→ Material shown:
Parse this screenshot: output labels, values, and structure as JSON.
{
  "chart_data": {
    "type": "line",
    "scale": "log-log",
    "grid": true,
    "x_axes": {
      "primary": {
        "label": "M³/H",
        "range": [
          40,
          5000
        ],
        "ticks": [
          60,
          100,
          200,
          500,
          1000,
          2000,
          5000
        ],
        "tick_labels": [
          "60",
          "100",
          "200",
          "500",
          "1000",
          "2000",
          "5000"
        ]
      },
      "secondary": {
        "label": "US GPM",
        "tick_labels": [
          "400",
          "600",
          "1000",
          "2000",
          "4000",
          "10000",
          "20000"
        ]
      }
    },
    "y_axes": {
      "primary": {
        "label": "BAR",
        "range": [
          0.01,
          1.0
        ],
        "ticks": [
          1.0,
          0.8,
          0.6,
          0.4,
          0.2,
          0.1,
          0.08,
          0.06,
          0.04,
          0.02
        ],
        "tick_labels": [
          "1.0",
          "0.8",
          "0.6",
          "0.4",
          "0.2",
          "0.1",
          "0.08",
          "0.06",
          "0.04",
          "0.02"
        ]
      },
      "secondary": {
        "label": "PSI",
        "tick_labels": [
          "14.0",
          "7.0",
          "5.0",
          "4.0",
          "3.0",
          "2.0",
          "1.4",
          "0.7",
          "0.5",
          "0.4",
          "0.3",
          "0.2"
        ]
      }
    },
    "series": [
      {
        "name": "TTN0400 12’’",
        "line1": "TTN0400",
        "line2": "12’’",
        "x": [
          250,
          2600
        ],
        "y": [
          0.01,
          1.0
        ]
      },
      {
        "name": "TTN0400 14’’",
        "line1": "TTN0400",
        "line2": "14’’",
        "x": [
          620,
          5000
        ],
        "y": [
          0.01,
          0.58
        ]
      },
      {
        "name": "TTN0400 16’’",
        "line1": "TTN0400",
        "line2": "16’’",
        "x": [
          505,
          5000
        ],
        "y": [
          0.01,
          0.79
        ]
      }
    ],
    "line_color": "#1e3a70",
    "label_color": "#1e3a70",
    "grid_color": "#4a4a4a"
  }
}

==

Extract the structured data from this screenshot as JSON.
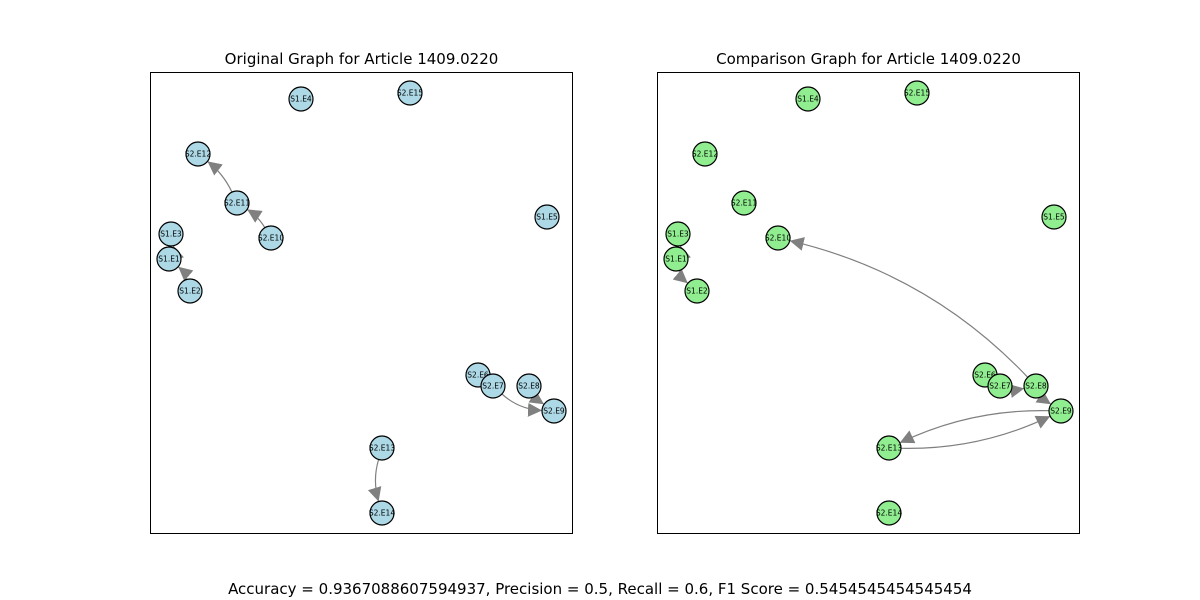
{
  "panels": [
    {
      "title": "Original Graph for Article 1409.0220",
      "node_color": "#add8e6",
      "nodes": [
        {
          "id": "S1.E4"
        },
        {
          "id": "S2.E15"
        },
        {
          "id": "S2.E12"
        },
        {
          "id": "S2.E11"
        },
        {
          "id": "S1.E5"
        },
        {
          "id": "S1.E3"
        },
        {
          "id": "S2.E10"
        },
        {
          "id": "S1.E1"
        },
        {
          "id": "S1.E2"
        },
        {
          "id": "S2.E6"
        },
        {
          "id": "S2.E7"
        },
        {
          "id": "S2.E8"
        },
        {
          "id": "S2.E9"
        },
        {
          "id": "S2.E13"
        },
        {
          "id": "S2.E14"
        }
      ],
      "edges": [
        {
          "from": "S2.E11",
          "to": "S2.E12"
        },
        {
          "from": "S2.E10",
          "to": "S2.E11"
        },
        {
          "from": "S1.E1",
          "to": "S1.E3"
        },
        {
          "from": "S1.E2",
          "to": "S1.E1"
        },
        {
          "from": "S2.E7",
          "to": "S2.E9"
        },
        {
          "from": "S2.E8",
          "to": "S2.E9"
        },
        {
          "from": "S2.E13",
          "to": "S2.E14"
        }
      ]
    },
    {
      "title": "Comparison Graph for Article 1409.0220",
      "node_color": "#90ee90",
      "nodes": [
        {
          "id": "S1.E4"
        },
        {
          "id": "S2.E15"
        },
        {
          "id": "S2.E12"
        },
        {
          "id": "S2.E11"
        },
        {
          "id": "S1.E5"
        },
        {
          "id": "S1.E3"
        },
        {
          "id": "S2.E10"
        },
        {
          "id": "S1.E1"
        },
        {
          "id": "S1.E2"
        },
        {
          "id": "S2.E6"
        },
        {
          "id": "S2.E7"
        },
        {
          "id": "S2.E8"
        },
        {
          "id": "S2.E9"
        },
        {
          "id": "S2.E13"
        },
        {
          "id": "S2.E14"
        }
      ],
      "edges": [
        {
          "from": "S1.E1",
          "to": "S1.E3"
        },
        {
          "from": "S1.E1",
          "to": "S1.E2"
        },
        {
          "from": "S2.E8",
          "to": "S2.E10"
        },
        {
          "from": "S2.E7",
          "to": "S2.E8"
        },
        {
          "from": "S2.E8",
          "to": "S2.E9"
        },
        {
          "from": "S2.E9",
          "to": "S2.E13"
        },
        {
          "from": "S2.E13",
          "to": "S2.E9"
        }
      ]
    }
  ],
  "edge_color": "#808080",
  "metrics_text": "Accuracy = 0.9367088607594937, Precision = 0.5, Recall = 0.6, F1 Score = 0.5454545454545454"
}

→ Problem details: Report how many lines of the records above contain the word "screenshot", and give only that number.

→ Answer to the task: 2